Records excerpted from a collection
---*---
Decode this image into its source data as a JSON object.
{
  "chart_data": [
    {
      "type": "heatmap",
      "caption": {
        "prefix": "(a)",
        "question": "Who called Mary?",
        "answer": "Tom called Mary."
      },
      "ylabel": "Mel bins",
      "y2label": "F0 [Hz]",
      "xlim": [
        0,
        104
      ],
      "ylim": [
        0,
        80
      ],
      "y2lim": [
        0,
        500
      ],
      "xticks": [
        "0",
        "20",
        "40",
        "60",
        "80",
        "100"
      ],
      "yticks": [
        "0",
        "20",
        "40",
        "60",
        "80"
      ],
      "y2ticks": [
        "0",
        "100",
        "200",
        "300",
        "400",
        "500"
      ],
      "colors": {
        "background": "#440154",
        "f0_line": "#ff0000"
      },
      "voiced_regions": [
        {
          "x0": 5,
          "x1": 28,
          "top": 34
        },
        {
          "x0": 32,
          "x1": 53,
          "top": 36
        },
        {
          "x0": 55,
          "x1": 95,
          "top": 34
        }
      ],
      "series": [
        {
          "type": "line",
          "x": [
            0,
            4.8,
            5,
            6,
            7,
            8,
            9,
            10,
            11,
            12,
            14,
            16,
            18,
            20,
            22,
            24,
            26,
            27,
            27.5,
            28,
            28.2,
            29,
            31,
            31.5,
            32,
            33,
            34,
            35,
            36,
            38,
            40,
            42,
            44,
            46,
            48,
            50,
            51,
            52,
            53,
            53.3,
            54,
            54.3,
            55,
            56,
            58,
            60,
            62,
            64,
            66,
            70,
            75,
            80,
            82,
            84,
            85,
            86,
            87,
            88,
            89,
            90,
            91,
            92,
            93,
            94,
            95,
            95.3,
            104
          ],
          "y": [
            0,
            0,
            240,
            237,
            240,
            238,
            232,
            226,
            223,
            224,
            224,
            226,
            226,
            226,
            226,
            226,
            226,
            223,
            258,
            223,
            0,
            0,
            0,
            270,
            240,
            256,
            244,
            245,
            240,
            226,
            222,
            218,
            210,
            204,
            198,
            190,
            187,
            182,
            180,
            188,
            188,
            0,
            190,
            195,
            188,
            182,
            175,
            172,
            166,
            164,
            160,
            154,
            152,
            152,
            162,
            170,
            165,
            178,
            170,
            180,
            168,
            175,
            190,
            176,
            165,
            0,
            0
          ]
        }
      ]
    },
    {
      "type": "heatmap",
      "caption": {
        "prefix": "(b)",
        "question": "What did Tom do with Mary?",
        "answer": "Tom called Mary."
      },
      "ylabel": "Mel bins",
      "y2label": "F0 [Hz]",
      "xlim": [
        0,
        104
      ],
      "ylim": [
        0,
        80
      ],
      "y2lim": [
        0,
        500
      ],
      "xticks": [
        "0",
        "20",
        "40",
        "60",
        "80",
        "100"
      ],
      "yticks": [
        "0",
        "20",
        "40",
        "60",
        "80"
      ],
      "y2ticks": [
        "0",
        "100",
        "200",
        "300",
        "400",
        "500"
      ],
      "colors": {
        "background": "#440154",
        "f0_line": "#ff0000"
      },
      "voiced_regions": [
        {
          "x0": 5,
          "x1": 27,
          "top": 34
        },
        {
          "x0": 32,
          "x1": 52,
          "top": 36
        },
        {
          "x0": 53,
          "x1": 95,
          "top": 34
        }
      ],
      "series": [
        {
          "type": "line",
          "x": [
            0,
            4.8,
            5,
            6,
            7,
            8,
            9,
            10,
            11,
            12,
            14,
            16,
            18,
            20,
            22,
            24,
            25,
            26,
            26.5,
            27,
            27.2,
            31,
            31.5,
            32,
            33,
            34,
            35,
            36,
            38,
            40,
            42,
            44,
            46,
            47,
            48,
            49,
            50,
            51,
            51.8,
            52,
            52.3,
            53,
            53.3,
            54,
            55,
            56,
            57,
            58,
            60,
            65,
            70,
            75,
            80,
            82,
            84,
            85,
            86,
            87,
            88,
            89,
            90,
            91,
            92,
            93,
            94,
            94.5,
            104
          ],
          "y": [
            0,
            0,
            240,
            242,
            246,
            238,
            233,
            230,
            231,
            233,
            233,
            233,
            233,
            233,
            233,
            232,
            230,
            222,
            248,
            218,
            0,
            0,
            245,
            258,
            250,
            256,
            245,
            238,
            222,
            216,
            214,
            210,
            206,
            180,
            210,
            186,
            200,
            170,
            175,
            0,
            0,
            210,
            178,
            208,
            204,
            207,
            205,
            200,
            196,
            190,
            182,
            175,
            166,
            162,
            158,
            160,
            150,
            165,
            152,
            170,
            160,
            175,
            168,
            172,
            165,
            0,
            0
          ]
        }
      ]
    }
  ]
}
---*---
Set down every line of the listing above again, exactly as given.

Decode this image into its source data as a JSON object.
{
  "chart_data": [
    {
      "type": "heatmap",
      "caption": {
        "prefix": "(a)",
        "question": "Who called Mary?",
        "answer": "Tom called Mary."
      },
      "ylabel": "Mel bins",
      "y2label": "F0 [Hz]",
      "xlim": [
        0,
        104
      ],
      "ylim": [
        0,
        80
      ],
      "y2lim": [
        0,
        500
      ],
      "xticks": [
        "0",
        "20",
        "40",
        "60",
        "80",
        "100"
      ],
      "yticks": [
        "0",
        "20",
        "40",
        "60",
        "80"
      ],
      "y2ticks": [
        "0",
        "100",
        "200",
        "300",
        "400",
        "500"
      ],
      "colors": {
        "background": "#440154",
        "f0_line": "#ff0000"
      },
      "voiced_regions": [
        {
          "x0": 5,
          "x1": 28,
          "top": 34
        },
        {
          "x0": 32,
          "x1": 53,
          "top": 36
        },
        {
          "x0": 55,
          "x1": 95,
          "top": 34
        }
      ],
      "series": [
        {
          "type": "line",
          "x": [
            0,
            4.8,
            5,
            6,
            7,
            8,
            9,
            10,
            11,
            12,
            14,
            16,
            18,
            20,
            22,
            24,
            26,
            27,
            27.5,
            28,
            28.2,
            29,
            31,
            31.5,
            32,
            33,
            34,
            35,
            36,
            38,
            40,
            42,
            44,
            46,
            48,
            50,
            51,
            52,
            53,
            53.3,
            54,
            54.3,
            55,
            56,
            58,
            60,
            62,
            64,
            66,
            70,
            75,
            80,
            82,
            84,
            85,
            86,
            87,
            88,
            89,
            90,
            91,
            92,
            93,
            94,
            95,
            95.3,
            104
          ],
          "y": [
            0,
            0,
            240,
            237,
            240,
            238,
            232,
            226,
            223,
            224,
            224,
            226,
            226,
            226,
            226,
            226,
            226,
            223,
            258,
            223,
            0,
            0,
            0,
            270,
            240,
            256,
            244,
            245,
            240,
            226,
            222,
            218,
            210,
            204,
            198,
            190,
            187,
            182,
            180,
            188,
            188,
            0,
            190,
            195,
            188,
            182,
            175,
            172,
            166,
            164,
            160,
            154,
            152,
            152,
            162,
            170,
            165,
            178,
            170,
            180,
            168,
            175,
            190,
            176,
            165,
            0,
            0
          ]
        }
      ]
    },
    {
      "type": "heatmap",
      "caption": {
        "prefix": "(b)",
        "question": "What did Tom do with Mary?",
        "answer": "Tom called Mary."
      },
      "ylabel": "Mel bins",
      "y2label": "F0 [Hz]",
      "xlim": [
        0,
        104
      ],
      "ylim": [
        0,
        80
      ],
      "y2lim": [
        0,
        500
      ],
      "xticks": [
        "0",
        "20",
        "40",
        "60",
        "80",
        "100"
      ],
      "yticks": [
        "0",
        "20",
        "40",
        "60",
        "80"
      ],
      "y2ticks": [
        "0",
        "100",
        "200",
        "300",
        "400",
        "500"
      ],
      "colors": {
        "background": "#440154",
        "f0_line": "#ff0000"
      },
      "voiced_regions": [
        {
          "x0": 5,
          "x1": 27,
          "top": 34
        },
        {
          "x0": 32,
          "x1": 52,
          "top": 36
        },
        {
          "x0": 53,
          "x1": 95,
          "top": 34
        }
      ],
      "series": [
        {
          "type": "line",
          "x": [
            0,
            4.8,
            5,
            6,
            7,
            8,
            9,
            10,
            11,
            12,
            14,
            16,
            18,
            20,
            22,
            24,
            25,
            26,
            26.5,
            27,
            27.2,
            31,
            31.5,
            32,
            33,
            34,
            35,
            36,
            38,
            40,
            42,
            44,
            46,
            47,
            48,
            49,
            50,
            51,
            51.8,
            52,
            52.3,
            53,
            53.3,
            54,
            55,
            56,
            57,
            58,
            60,
            65,
            70,
            75,
            80,
            82,
            84,
            85,
            86,
            87,
            88,
            89,
            90,
            91,
            92,
            93,
            94,
            94.5,
            104
          ],
          "y": [
            0,
            0,
            240,
            242,
            246,
            238,
            233,
            230,
            231,
            233,
            233,
            233,
            233,
            233,
            233,
            232,
            230,
            222,
            248,
            218,
            0,
            0,
            245,
            258,
            250,
            256,
            245,
            238,
            222,
            216,
            214,
            210,
            206,
            180,
            210,
            186,
            200,
            170,
            175,
            0,
            0,
            210,
            178,
            208,
            204,
            207,
            205,
            200,
            196,
            190,
            182,
            175,
            166,
            162,
            158,
            160,
            150,
            165,
            152,
            170,
            160,
            175,
            168,
            172,
            165,
            0,
            0
          ]
        }
      ]
    }
  ]
}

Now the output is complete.